EPOCH 1 Single-Arm Follow-On Study Design
- In this Phase 2, open-label follow-on study to EPOCH 1, an individualized dose of ZYNRELEF (up to 60 mg/1.8 mg) was used as the foundation of a scheduled multimodal analgesic regimen in 31 patients who underwent unilateral bunionectomy with osteotomy with a lidocaine Mayo block. Compared to historical data from EPOCH 1, ZYNRELEF with a scheduled multimodal postoperative analgesic regimen was evaluated for reduction in mean pain intensity and the need for postoperative opioids in patients. This trial measured mean pain intensity through 72 hours post surgery and the proportion of patients who were opioid-free through 72 hours and remained opioid-free through the 28-day recovery period. The mean patient age was 49 years (range, 21-70 years), and patients were predominantly female (94%).

• PROVIDED MATERIAL:
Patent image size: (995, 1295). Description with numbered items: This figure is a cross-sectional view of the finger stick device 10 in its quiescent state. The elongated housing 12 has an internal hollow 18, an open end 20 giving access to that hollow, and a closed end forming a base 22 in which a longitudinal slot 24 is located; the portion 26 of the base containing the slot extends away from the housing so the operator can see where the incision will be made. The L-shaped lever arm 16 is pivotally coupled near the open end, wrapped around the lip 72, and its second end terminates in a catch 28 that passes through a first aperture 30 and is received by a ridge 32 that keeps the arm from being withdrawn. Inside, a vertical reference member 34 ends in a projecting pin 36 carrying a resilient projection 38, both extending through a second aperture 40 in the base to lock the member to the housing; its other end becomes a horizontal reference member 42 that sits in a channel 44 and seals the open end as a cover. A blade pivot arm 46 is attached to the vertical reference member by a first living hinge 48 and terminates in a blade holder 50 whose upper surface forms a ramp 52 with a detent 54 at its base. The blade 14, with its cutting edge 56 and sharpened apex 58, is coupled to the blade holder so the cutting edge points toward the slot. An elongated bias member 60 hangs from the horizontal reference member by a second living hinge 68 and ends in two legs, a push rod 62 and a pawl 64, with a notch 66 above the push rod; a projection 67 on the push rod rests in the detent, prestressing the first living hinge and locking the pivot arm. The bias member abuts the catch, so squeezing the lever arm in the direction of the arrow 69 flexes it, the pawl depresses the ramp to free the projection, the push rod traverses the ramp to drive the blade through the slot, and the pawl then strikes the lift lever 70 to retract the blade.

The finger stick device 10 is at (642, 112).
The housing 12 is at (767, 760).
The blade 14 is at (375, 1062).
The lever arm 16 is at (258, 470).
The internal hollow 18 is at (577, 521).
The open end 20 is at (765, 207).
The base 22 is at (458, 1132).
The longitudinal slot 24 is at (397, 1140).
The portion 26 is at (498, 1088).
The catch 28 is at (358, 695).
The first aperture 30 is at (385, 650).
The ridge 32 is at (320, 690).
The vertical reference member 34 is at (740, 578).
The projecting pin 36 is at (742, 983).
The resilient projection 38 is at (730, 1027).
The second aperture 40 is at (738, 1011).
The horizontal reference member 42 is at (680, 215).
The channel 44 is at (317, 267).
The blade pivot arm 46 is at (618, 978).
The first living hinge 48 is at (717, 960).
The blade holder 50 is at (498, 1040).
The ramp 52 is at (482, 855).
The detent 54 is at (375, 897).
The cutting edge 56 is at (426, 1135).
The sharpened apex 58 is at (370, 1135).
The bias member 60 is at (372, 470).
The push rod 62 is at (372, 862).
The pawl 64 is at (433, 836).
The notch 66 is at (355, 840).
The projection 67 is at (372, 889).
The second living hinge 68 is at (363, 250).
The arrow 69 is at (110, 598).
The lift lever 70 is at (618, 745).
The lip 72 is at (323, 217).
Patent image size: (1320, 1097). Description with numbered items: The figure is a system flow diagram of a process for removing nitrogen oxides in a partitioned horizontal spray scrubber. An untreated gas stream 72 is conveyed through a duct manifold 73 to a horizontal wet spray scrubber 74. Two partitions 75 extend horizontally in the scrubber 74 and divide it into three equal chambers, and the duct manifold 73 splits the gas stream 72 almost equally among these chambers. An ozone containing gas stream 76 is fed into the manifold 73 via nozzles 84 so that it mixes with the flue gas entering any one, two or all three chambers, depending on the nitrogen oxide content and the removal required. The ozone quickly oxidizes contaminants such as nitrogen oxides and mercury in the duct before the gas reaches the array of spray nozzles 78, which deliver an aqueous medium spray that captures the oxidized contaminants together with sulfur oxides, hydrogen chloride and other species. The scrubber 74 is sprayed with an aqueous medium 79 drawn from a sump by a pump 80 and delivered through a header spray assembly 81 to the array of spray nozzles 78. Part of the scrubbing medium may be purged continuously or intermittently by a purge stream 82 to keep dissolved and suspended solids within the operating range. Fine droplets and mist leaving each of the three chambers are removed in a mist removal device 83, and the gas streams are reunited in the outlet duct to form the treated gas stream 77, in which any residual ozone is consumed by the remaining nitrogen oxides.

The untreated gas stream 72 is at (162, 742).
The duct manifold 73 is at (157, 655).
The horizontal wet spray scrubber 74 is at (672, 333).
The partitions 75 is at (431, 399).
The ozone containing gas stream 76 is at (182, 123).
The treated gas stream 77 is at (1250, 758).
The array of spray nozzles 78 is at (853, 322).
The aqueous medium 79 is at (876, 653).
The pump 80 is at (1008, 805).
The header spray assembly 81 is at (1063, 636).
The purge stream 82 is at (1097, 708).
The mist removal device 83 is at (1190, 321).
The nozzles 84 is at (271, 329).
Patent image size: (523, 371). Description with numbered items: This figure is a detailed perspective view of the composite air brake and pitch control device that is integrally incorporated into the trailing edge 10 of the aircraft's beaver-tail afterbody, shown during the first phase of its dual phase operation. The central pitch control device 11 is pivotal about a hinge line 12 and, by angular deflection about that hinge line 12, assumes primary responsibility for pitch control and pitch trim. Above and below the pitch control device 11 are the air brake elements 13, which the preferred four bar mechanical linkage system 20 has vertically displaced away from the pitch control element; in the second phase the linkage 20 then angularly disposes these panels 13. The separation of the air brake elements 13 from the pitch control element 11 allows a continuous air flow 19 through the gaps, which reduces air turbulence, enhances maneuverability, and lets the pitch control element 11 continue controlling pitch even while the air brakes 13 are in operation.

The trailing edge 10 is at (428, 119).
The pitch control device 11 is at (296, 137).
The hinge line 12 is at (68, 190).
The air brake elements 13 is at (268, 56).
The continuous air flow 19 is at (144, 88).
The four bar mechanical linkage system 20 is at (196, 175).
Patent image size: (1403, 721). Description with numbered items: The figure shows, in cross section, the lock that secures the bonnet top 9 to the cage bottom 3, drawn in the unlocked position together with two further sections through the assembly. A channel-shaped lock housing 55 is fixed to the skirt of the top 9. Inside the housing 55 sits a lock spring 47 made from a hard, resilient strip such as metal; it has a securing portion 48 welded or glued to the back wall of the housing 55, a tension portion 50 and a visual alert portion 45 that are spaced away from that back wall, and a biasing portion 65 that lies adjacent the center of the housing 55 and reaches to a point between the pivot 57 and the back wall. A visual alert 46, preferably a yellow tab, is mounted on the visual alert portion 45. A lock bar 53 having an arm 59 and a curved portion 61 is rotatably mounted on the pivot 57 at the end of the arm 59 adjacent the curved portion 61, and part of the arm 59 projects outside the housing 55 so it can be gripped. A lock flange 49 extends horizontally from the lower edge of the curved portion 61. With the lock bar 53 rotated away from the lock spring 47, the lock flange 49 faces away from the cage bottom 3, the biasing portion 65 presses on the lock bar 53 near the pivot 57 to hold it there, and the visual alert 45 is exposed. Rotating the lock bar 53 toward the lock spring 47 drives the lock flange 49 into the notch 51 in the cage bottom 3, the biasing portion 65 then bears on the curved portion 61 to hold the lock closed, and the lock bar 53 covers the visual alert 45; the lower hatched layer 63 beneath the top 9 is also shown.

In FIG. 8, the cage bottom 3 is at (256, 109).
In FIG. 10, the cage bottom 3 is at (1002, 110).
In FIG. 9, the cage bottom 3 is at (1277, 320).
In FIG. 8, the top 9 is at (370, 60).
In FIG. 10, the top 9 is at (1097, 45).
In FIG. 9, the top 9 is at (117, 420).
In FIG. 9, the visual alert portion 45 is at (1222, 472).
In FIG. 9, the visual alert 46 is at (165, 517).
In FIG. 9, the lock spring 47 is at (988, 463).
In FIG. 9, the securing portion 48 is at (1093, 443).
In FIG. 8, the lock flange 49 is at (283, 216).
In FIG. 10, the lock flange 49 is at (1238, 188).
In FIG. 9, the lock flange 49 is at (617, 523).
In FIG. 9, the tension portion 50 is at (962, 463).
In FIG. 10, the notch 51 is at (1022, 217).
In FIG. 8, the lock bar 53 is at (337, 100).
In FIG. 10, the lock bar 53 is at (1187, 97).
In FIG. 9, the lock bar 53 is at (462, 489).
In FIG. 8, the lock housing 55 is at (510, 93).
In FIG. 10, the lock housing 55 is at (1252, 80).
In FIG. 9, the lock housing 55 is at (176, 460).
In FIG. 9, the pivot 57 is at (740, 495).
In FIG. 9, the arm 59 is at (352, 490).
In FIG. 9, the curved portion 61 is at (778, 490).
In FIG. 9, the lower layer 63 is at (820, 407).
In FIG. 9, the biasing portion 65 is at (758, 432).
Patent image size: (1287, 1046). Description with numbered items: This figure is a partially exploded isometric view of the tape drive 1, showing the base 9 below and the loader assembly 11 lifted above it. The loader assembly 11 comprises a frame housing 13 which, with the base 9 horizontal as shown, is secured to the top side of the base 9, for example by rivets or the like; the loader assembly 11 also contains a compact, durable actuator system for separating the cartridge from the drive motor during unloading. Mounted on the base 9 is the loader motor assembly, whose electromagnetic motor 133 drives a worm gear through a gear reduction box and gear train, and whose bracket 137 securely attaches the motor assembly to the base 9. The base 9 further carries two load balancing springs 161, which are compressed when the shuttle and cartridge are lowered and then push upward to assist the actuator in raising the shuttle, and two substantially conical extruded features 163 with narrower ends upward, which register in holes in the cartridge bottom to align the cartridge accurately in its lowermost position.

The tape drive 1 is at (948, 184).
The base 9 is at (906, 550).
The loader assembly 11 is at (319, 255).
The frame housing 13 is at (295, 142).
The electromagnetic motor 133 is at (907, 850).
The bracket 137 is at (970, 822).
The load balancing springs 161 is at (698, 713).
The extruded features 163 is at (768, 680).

• EXERCISE INSTRUCTIONS:
• a. In the EPOCH 1 follow-on study text, what was the ZYNRELEF regimen tested for, and what was it compared against? Answer in one to three sentences.
• b. Carry on the EPOCH 1 follow-on study text from its last sentence.

• ANSWERS TO THE PROBLEMS:
• a. ZYNRELEF, given with a scheduled multimodal postoperative pain regimen, was tested to see whether it lowered mean pain intensity and reduced patients' need for opioids after surgery. It was compared against historical data from EPOCH 1.

• b.
- During surgery, intravenous fentanyl (≤4 μg/kg) was permitted for intraoperative pain control. No other opioids, analgesics, or anti-inflammatory agents (except ZYNRELEF) were permitted intraoperatively, unless needed to treat an adverse event, for pretreatment prior to needle placement, or to decrease venous irritation.
- Per protocol, patients were to receive opioid rescue medication only upon request for pain control during the 72-hour postoperative observation period. Rescue medication was not permitted for pain prophylaxis. Upon request, patients requiring postoperative rescue medication could receive oral immediate-release oxycodone (≤10 mg within a 4-hour period as needed) and/or intravenous morphine (≤10 mg within a 2-hour period as needed).
- Following surgery, patients were to receive a scheduled multimodal postoperative analgesic regimen with oral ibuprofen and acetaminophen. Once patients were able to tolerate oral intake in the postoperative anesthesia care unit, they received 600 mg oral ibuprofen every 6 hours. Three hours after the first dose of ibuprofen, they started 1 g oral acetaminophen every 6 hours, alternating the 2 medications so that an analgesic was administered every 3 hours until the 72-hour inpatient postoperative period was complete. Besides oral ibuprofen, oral acetaminophen, and the rescue medications, no other analgesic agents were permitted during the 72-hour postoperative observation period.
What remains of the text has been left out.